▶ _Material provided_
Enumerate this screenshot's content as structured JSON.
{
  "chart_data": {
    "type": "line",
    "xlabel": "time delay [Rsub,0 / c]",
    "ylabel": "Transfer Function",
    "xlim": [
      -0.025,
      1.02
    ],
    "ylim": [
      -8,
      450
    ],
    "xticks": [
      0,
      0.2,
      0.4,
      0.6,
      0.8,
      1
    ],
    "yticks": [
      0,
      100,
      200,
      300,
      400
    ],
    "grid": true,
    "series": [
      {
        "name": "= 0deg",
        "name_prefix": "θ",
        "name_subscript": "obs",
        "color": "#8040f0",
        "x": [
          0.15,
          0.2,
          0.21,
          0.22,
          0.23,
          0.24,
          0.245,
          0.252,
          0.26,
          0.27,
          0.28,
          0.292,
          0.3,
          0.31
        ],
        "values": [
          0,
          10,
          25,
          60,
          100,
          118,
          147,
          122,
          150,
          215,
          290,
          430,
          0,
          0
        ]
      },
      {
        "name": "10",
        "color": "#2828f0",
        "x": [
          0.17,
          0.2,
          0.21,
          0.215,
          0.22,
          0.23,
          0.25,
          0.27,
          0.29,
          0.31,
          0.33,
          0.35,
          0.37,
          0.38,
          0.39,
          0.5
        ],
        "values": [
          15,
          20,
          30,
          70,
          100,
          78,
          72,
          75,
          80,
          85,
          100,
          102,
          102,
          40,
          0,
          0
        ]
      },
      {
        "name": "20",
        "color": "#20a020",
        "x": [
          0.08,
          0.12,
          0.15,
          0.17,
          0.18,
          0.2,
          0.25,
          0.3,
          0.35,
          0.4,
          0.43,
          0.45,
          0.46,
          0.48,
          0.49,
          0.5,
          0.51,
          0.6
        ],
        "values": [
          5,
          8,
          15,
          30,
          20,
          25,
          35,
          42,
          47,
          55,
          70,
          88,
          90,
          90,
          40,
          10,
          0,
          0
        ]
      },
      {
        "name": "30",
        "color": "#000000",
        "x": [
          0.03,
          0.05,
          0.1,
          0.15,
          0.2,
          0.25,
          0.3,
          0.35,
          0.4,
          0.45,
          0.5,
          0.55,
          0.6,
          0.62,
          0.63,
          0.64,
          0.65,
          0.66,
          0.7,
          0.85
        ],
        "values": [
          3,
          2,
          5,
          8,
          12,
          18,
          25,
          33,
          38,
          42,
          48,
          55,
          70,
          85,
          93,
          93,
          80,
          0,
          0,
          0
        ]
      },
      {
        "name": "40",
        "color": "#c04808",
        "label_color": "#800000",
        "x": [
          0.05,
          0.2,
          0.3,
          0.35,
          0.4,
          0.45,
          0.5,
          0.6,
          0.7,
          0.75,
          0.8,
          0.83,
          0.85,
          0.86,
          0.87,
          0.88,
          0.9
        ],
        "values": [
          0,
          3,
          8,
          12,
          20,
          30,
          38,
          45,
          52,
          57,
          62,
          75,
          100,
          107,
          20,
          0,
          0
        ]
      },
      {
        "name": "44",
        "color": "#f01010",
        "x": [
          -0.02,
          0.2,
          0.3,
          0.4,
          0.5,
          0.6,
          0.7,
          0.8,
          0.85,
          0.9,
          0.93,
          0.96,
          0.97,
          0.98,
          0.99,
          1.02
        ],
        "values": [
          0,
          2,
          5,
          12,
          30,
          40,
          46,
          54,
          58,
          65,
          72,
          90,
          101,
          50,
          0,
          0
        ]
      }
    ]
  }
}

▶ _Task to complete_
Exactly as written, please output every entry.

▶ _Complete answer_
Enumerate this screenshot's content as structured JSON.
{
  "chart_data": {
    "type": "line",
    "xlabel": "time delay [Rsub,0 / c]",
    "ylabel": "Transfer Function",
    "xlim": [
      -0.025,
      1.02
    ],
    "ylim": [
      -8,
      450
    ],
    "xticks": [
      0,
      0.2,
      0.4,
      0.6,
      0.8,
      1
    ],
    "yticks": [
      0,
      100,
      200,
      300,
      400
    ],
    "grid": true,
    "series": [
      {
        "name": "= 0deg",
        "name_prefix": "θ",
        "name_subscript": "obs",
        "color": "#8040f0",
        "x": [
          0.15,
          0.2,
          0.21,
          0.22,
          0.23,
          0.24,
          0.245,
          0.252,
          0.26,
          0.27,
          0.28,
          0.292,
          0.3,
          0.31
        ],
        "values": [
          0,
          10,
          25,
          60,
          100,
          118,
          147,
          122,
          150,
          215,
          290,
          430,
          0,
          0
        ]
      },
      {
        "name": "10",
        "color": "#2828f0",
        "x": [
          0.17,
          0.2,
          0.21,
          0.215,
          0.22,
          0.23,
          0.25,
          0.27,
          0.29,
          0.31,
          0.33,
          0.35,
          0.37,
          0.38,
          0.39,
          0.5
        ],
        "values": [
          15,
          20,
          30,
          70,
          100,
          78,
          72,
          75,
          80,
          85,
          100,
          102,
          102,
          40,
          0,
          0
        ]
      },
      {
        "name": "20",
        "color": "#20a020",
        "x": [
          0.08,
          0.12,
          0.15,
          0.17,
          0.18,
          0.2,
          0.25,
          0.3,
          0.35,
          0.4,
          0.43,
          0.45,
          0.46,
          0.48,
          0.49,
          0.5,
          0.51,
          0.6
        ],
        "values": [
          5,
          8,
          15,
          30,
          20,
          25,
          35,
          42,
          47,
          55,
          70,
          88,
          90,
          90,
          40,
          10,
          0,
          0
        ]
      },
      {
        "name": "30",
        "color": "#000000",
        "x": [
          0.03,
          0.05,
          0.1,
          0.15,
          0.2,
          0.25,
          0.3,
          0.35,
          0.4,
          0.45,
          0.5,
          0.55,
          0.6,
          0.62,
          0.63,
          0.64,
          0.65,
          0.66,
          0.7,
          0.85
        ],
        "values": [
          3,
          2,
          5,
          8,
          12,
          18,
          25,
          33,
          38,
          42,
          48,
          55,
          70,
          85,
          93,
          93,
          80,
          0,
          0,
          0
        ]
      },
      {
        "name": "40",
        "color": "#c04808",
        "label_color": "#800000",
        "x": [
          0.05,
          0.2,
          0.3,
          0.35,
          0.4,
          0.45,
          0.5,
          0.6,
          0.7,
          0.75,
          0.8,
          0.83,
          0.85,
          0.86,
          0.87,
          0.88,
          0.9
        ],
        "values": [
          0,
          3,
          8,
          12,
          20,
          30,
          38,
          45,
          52,
          57,
          62,
          75,
          100,
          107,
          20,
          0,
          0
        ]
      },
      {
        "name": "44",
        "color": "#f01010",
        "x": [
          -0.02,
          0.2,
          0.3,
          0.4,
          0.5,
          0.6,
          0.7,
          0.8,
          0.85,
          0.9,
          0.93,
          0.96,
          0.97,
          0.98,
          0.99,
          1.02
        ],
        "values": [
          0,
          2,
          5,
          12,
          30,
          40,
          46,
          54,
          58,
          65,
          72,
          90,
          101,
          50,
          0,
          0
        ]
      }
    ]
  }
}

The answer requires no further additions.